[Input rows]:
● ● ●

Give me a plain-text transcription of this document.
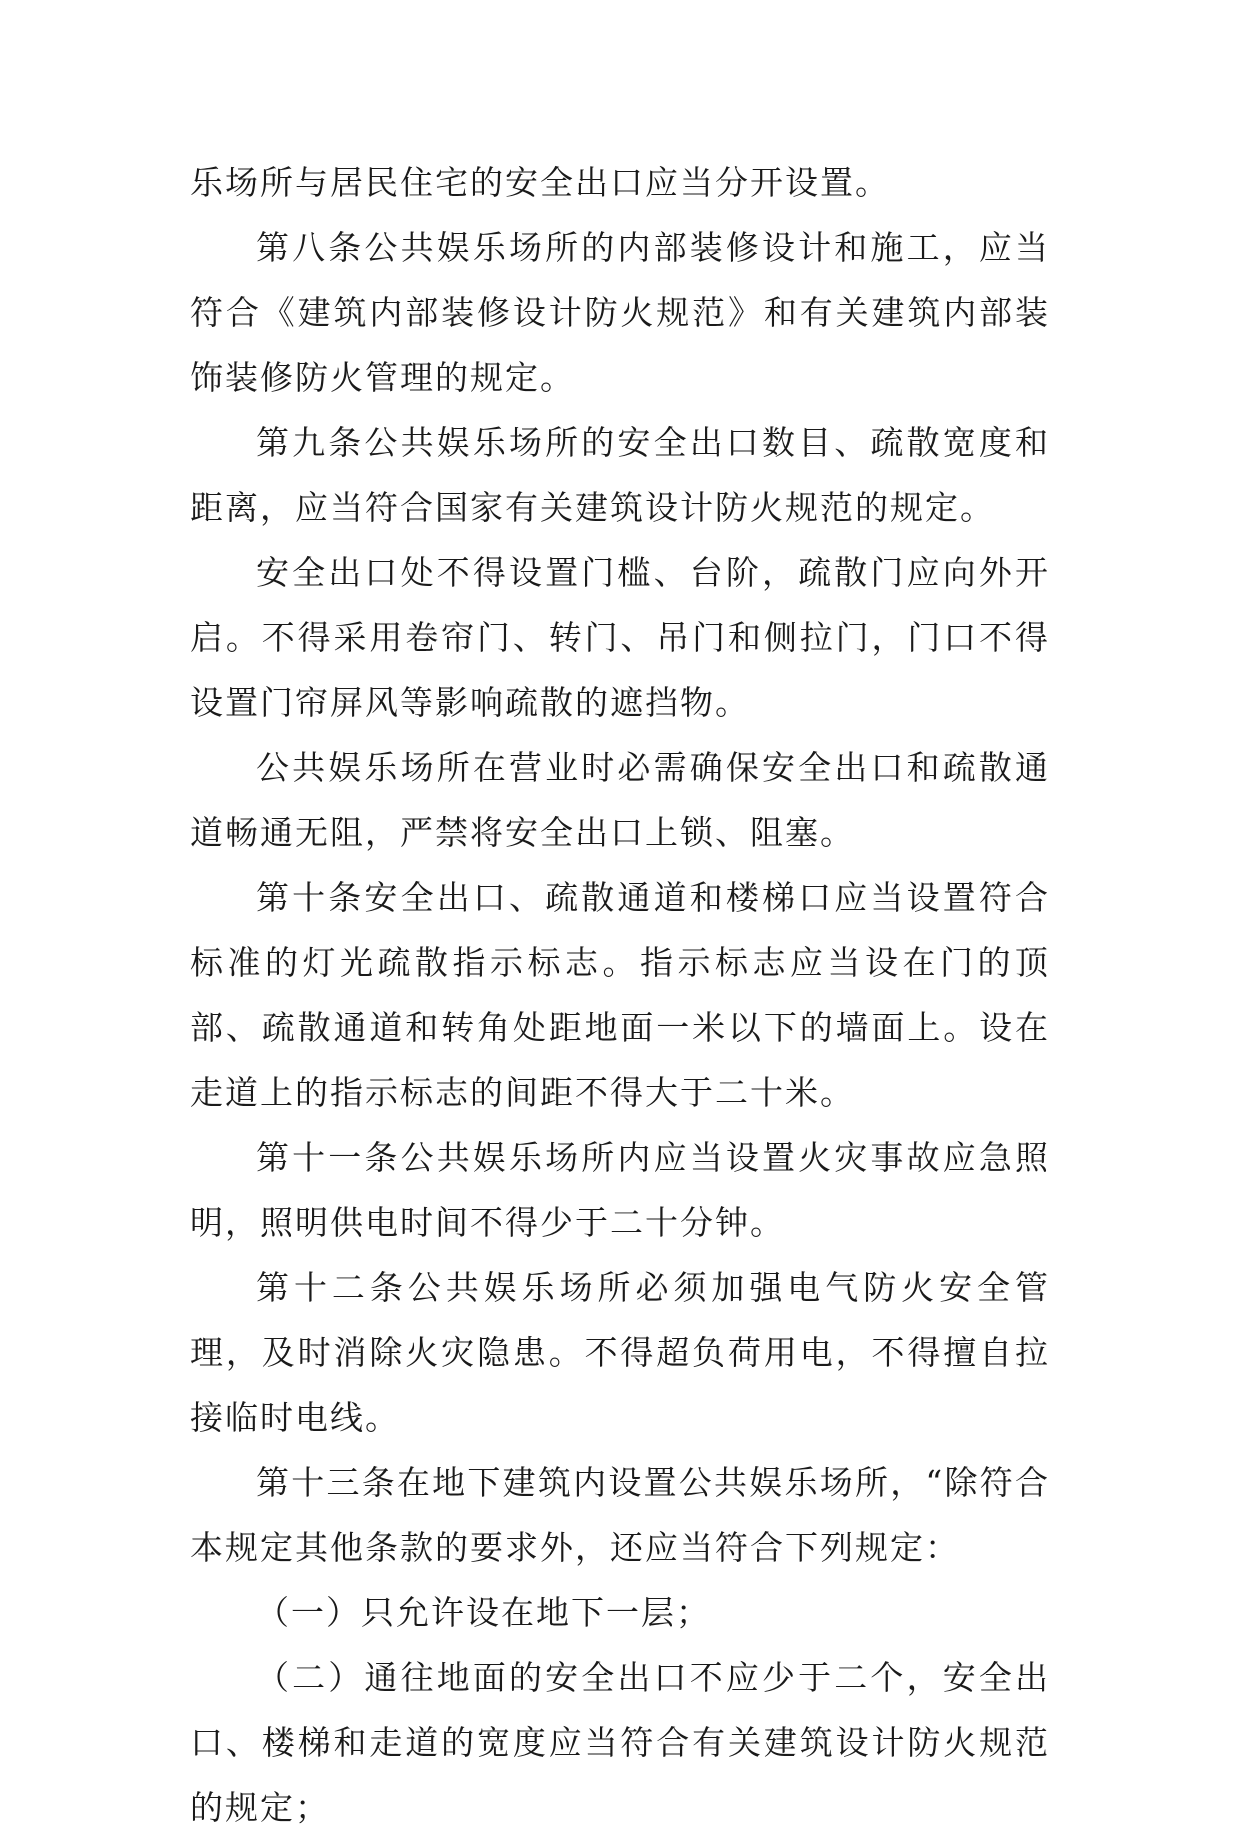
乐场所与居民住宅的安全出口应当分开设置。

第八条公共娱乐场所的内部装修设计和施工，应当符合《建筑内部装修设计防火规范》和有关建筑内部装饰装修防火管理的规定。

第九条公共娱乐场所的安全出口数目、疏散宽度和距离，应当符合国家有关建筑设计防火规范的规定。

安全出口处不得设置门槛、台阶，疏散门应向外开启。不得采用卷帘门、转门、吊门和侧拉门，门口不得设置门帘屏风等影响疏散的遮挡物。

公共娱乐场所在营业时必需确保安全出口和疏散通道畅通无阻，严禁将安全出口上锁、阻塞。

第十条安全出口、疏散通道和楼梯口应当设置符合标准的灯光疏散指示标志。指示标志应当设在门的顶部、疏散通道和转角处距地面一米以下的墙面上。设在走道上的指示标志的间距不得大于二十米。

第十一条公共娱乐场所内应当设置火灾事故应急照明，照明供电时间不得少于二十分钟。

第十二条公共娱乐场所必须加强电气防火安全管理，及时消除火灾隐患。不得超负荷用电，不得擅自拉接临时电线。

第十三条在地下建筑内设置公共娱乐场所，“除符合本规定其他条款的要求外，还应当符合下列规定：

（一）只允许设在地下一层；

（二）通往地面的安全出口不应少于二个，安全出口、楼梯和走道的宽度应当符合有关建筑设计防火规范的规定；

● ● ●

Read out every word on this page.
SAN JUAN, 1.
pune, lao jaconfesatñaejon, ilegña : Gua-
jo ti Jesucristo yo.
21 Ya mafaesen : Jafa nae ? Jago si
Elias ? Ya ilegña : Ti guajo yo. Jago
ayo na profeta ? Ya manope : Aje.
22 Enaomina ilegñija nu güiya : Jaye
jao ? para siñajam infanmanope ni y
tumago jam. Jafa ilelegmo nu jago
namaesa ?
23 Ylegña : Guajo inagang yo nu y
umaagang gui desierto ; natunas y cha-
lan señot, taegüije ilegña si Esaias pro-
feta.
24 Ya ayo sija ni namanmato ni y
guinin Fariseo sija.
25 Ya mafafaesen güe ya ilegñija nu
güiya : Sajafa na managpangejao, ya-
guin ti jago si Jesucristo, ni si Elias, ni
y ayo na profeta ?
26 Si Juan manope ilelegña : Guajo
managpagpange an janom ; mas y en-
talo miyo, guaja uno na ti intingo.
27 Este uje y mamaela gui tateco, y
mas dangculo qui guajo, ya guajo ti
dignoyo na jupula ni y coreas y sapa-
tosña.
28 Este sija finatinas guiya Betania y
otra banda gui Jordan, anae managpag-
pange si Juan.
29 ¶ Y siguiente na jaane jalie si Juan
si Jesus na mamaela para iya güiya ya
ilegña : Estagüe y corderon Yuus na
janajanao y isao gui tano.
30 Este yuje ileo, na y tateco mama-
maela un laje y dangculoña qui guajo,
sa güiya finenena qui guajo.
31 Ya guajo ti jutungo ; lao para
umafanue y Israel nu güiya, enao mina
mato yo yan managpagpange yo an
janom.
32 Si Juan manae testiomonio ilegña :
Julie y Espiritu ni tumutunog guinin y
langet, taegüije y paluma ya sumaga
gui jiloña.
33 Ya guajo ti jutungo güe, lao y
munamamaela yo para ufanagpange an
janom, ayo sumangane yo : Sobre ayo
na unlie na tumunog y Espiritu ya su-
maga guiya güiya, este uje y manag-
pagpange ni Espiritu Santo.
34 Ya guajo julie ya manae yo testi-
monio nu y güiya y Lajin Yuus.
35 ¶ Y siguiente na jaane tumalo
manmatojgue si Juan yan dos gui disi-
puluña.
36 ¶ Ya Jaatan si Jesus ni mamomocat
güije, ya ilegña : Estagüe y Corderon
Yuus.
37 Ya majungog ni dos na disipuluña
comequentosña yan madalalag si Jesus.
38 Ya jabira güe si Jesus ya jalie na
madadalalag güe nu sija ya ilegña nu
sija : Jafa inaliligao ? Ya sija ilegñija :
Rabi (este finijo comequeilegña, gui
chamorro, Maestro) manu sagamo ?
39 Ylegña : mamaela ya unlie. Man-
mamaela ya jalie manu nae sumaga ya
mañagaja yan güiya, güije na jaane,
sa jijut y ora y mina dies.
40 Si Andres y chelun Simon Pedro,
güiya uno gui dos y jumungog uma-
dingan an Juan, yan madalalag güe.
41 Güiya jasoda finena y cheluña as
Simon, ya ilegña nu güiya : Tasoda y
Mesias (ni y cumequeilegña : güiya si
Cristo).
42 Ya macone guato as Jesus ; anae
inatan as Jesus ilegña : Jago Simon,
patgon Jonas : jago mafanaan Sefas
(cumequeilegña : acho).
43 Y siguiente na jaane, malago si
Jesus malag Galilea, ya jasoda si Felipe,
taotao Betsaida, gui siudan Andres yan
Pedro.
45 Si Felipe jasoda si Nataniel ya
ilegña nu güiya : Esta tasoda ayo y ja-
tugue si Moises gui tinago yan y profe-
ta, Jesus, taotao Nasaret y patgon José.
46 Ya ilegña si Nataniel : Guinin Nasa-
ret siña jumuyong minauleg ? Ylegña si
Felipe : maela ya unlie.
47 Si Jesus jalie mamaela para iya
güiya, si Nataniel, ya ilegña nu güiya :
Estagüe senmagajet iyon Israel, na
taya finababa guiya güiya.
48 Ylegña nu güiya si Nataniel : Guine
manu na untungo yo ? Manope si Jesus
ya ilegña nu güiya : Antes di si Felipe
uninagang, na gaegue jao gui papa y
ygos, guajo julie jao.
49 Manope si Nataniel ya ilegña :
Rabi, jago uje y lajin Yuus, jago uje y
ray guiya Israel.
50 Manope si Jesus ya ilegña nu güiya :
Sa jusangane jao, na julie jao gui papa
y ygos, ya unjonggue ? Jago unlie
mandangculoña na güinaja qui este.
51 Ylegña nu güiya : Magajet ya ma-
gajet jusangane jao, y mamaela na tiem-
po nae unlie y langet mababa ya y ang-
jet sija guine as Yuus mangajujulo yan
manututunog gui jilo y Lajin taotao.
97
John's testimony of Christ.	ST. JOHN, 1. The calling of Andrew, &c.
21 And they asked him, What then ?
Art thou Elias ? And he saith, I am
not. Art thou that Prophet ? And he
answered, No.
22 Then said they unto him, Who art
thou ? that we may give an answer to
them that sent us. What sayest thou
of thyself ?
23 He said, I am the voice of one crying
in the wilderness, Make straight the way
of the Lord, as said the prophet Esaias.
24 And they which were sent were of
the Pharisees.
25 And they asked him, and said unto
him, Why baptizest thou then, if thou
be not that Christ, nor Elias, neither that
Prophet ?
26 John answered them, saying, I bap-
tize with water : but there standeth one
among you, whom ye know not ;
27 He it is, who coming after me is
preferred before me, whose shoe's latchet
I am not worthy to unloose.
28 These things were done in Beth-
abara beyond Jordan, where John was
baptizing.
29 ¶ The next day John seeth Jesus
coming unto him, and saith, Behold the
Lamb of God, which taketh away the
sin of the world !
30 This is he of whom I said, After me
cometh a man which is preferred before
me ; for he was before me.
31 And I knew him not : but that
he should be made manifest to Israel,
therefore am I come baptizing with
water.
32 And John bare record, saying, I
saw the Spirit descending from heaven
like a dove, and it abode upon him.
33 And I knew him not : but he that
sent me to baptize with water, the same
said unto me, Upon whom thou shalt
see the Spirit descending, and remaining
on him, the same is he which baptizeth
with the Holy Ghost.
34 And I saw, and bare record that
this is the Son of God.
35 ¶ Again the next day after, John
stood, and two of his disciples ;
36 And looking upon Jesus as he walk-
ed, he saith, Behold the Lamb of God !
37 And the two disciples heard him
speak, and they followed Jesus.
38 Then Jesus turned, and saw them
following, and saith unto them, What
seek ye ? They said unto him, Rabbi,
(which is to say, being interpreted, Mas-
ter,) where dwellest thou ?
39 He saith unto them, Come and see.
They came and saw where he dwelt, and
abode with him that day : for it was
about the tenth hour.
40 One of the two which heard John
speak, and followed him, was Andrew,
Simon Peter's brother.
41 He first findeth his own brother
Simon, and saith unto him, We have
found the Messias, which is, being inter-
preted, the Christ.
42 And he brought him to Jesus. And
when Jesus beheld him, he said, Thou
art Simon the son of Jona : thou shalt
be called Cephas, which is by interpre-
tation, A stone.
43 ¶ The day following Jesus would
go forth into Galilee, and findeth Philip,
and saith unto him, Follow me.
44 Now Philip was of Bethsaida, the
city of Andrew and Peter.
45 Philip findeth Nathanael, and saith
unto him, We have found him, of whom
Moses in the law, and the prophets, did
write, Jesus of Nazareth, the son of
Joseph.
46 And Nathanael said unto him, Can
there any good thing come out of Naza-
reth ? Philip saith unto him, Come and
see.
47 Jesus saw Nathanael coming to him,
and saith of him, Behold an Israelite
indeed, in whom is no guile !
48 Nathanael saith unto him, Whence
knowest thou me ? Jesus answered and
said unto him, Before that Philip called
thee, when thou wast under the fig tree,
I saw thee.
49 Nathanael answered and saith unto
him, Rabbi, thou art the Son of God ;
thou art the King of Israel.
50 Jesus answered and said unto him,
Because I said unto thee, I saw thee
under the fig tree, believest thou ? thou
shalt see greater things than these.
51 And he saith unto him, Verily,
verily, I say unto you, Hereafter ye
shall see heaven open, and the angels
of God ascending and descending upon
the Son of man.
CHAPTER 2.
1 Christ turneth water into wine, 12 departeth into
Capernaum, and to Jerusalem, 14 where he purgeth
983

● ● ●

[Requirement]:
From the data above, gather every line that includes the word "John".

[Task answer]:
John's testimony of Christ.	ST. JOHN, 1. The calling of Andrew, &c.
26 John answered them, saying, I bap-
abara beyond Jordan, where John was
29 ¶ The next day John seeth Jesus
32 And John bare record, saying, I
35 ¶ Again the next day after, John
40 One of the two which heard John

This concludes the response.